- Set problem:
Verbatim output of all the material below is required.
[Start]
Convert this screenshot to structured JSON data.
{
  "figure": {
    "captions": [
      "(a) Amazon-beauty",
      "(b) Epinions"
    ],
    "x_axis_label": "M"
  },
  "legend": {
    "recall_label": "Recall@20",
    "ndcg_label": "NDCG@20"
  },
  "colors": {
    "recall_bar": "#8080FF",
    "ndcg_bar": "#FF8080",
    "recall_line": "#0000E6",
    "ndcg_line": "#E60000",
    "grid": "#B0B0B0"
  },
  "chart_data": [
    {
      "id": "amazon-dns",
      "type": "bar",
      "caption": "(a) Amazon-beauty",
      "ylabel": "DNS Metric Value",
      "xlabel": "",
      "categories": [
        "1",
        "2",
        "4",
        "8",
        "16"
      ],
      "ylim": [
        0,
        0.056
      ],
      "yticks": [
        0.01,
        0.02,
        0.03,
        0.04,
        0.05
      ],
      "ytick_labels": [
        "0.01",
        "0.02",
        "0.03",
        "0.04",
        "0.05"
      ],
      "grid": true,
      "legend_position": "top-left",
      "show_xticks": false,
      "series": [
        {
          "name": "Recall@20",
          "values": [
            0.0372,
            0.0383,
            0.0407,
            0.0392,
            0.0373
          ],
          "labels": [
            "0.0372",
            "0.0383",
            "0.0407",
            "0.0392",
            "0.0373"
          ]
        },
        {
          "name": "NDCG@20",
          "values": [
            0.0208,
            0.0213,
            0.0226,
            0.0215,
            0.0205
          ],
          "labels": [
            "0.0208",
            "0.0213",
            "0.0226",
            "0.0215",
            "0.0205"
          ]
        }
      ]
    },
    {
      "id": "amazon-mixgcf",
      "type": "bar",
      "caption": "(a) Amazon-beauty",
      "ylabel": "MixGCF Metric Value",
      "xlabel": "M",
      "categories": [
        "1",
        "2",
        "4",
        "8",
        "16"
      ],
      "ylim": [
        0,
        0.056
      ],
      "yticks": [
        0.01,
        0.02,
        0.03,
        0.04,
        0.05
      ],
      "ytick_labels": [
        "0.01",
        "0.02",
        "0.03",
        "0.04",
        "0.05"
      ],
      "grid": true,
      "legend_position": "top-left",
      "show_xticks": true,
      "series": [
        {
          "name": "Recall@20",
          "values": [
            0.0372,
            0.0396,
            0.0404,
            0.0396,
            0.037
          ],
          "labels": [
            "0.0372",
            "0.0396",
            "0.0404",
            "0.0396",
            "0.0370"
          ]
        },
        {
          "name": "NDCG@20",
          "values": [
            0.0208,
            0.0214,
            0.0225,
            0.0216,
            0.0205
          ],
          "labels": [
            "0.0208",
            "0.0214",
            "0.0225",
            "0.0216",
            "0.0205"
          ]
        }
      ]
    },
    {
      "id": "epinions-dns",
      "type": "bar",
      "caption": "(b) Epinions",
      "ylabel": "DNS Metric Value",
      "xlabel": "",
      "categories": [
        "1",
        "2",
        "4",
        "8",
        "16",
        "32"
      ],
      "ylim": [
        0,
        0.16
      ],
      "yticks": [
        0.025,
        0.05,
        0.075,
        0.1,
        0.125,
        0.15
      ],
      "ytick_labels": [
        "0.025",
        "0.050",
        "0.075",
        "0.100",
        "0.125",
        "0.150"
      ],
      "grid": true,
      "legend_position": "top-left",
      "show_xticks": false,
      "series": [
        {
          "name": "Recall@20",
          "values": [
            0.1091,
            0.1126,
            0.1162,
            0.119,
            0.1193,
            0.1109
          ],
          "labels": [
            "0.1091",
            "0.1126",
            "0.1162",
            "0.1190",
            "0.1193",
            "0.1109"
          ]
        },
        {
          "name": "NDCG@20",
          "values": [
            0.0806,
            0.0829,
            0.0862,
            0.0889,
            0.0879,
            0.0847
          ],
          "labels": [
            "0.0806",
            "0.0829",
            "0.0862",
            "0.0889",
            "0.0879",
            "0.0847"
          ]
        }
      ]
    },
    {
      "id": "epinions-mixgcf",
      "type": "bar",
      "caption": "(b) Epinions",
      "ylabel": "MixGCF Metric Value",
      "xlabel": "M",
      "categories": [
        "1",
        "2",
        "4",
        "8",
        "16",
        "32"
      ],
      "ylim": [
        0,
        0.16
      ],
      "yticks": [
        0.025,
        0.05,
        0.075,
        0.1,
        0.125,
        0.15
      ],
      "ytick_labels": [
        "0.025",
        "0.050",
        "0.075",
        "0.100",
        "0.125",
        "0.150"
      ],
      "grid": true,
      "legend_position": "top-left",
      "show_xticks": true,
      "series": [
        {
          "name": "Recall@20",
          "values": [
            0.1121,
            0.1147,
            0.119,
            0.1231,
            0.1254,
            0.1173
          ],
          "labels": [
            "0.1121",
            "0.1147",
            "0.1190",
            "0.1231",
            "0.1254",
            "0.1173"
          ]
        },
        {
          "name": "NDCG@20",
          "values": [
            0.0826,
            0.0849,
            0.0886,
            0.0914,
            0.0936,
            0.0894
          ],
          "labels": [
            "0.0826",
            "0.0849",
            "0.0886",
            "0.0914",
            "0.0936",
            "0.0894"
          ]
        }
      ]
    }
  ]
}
[End]
- Output of the task:
Convert this screenshot to structured JSON data.
{
  "figure": {
    "captions": [
      "(a) Amazon-beauty",
      "(b) Epinions"
    ],
    "x_axis_label": "M"
  },
  "legend": {
    "recall_label": "Recall@20",
    "ndcg_label": "NDCG@20"
  },
  "colors": {
    "recall_bar": "#8080FF",
    "ndcg_bar": "#FF8080",
    "recall_line": "#0000E6",
    "ndcg_line": "#E60000",
    "grid": "#B0B0B0"
  },
  "chart_data": [
    {
      "id": "amazon-dns",
      "type": "bar",
      "caption": "(a) Amazon-beauty",
      "ylabel": "DNS Metric Value",
      "xlabel": "",
      "categories": [
        "1",
        "2",
        "4",
        "8",
        "16"
      ],
      "ylim": [
        0,
        0.056
      ],
      "yticks": [
        0.01,
        0.02,
        0.03,
        0.04,
        0.05
      ],
      "ytick_labels": [
        "0.01",
        "0.02",
        "0.03",
        "0.04",
        "0.05"
      ],
      "grid": true,
      "legend_position": "top-left",
      "show_xticks": false,
      "series": [
        {
          "name": "Recall@20",
          "values": [
            0.0372,
            0.0383,
            0.0407,
            0.0392,
            0.0373
          ],
          "labels": [
            "0.0372",
            "0.0383",
            "0.0407",
            "0.0392",
            "0.0373"
          ]
        },
        {
          "name": "NDCG@20",
          "values": [
            0.0208,
            0.0213,
            0.0226,
            0.0215,
            0.0205
          ],
          "labels": [
            "0.0208",
            "0.0213",
            "0.0226",
            "0.0215",
            "0.0205"
          ]
        }
      ]
    },
    {
      "id": "amazon-mixgcf",
      "type": "bar",
      "caption": "(a) Amazon-beauty",
      "ylabel": "MixGCF Metric Value",
      "xlabel": "M",
      "categories": [
        "1",
        "2",
        "4",
        "8",
        "16"
      ],
      "ylim": [
        0,
        0.056
      ],
      "yticks": [
        0.01,
        0.02,
        0.03,
        0.04,
        0.05
      ],
      "ytick_labels": [
        "0.01",
        "0.02",
        "0.03",
        "0.04",
        "0.05"
      ],
      "grid": true,
      "legend_position": "top-left",
      "show_xticks": true,
      "series": [
        {
          "name": "Recall@20",
          "values": [
            0.0372,
            0.0396,
            0.0404,
            0.0396,
            0.037
          ],
          "labels": [
            "0.0372",
            "0.0396",
            "0.0404",
            "0.0396",
            "0.0370"
          ]
        },
        {
          "name": "NDCG@20",
          "values": [
            0.0208,
            0.0214,
            0.0225,
            0.0216,
            0.0205
          ],
          "labels": [
            "0.0208",
            "0.0214",
            "0.0225",
            "0.0216",
            "0.0205"
          ]
        }
      ]
    },
    {
      "id": "epinions-dns",
      "type": "bar",
      "caption": "(b) Epinions",
      "ylabel": "DNS Metric Value",
      "xlabel": "",
      "categories": [
        "1",
        "2",
        "4",
        "8",
        "16",
        "32"
      ],
      "ylim": [
        0,
        0.16
      ],
      "yticks": [
        0.025,
        0.05,
        0.075,
        0.1,
        0.125,
        0.15
      ],
      "ytick_labels": [
        "0.025",
        "0.050",
        "0.075",
        "0.100",
        "0.125",
        "0.150"
      ],
      "grid": true,
      "legend_position": "top-left",
      "show_xticks": false,
      "series": [
        {
          "name": "Recall@20",
          "values": [
            0.1091,
            0.1126,
            0.1162,
            0.119,
            0.1193,
            0.1109
          ],
          "labels": [
            "0.1091",
            "0.1126",
            "0.1162",
            "0.1190",
            "0.1193",
            "0.1109"
          ]
        },
        {
          "name": "NDCG@20",
          "values": [
            0.0806,
            0.0829,
            0.0862,
            0.0889,
            0.0879,
            0.0847
          ],
          "labels": [
            "0.0806",
            "0.0829",
            "0.0862",
            "0.0889",
            "0.0879",
            "0.0847"
          ]
        }
      ]
    },
    {
      "id": "epinions-mixgcf",
      "type": "bar",
      "caption": "(b) Epinions",
      "ylabel": "MixGCF Metric Value",
      "xlabel": "M",
      "categories": [
        "1",
        "2",
        "4",
        "8",
        "16",
        "32"
      ],
      "ylim": [
        0,
        0.16
      ],
      "yticks": [
        0.025,
        0.05,
        0.075,
        0.1,
        0.125,
        0.15
      ],
      "ytick_labels": [
        "0.025",
        "0.050",
        "0.075",
        "0.100",
        "0.125",
        "0.150"
      ],
      "grid": true,
      "legend_position": "top-left",
      "show_xticks": true,
      "series": [
        {
          "name": "Recall@20",
          "values": [
            0.1121,
            0.1147,
            0.119,
            0.1231,
            0.1254,
            0.1173
          ],
          "labels": [
            "0.1121",
            "0.1147",
            "0.1190",
            "0.1231",
            "0.1254",
            "0.1173"
          ]
        },
        {
          "name": "NDCG@20",
          "values": [
            0.0826,
            0.0849,
            0.0886,
            0.0914,
            0.0936,
            0.0894
          ],
          "labels": [
            "0.0826",
            "0.0849",
            "0.0886",
            "0.0914",
            "0.0936",
            "0.0894"
          ]
        }
      ]
    }
  ]
}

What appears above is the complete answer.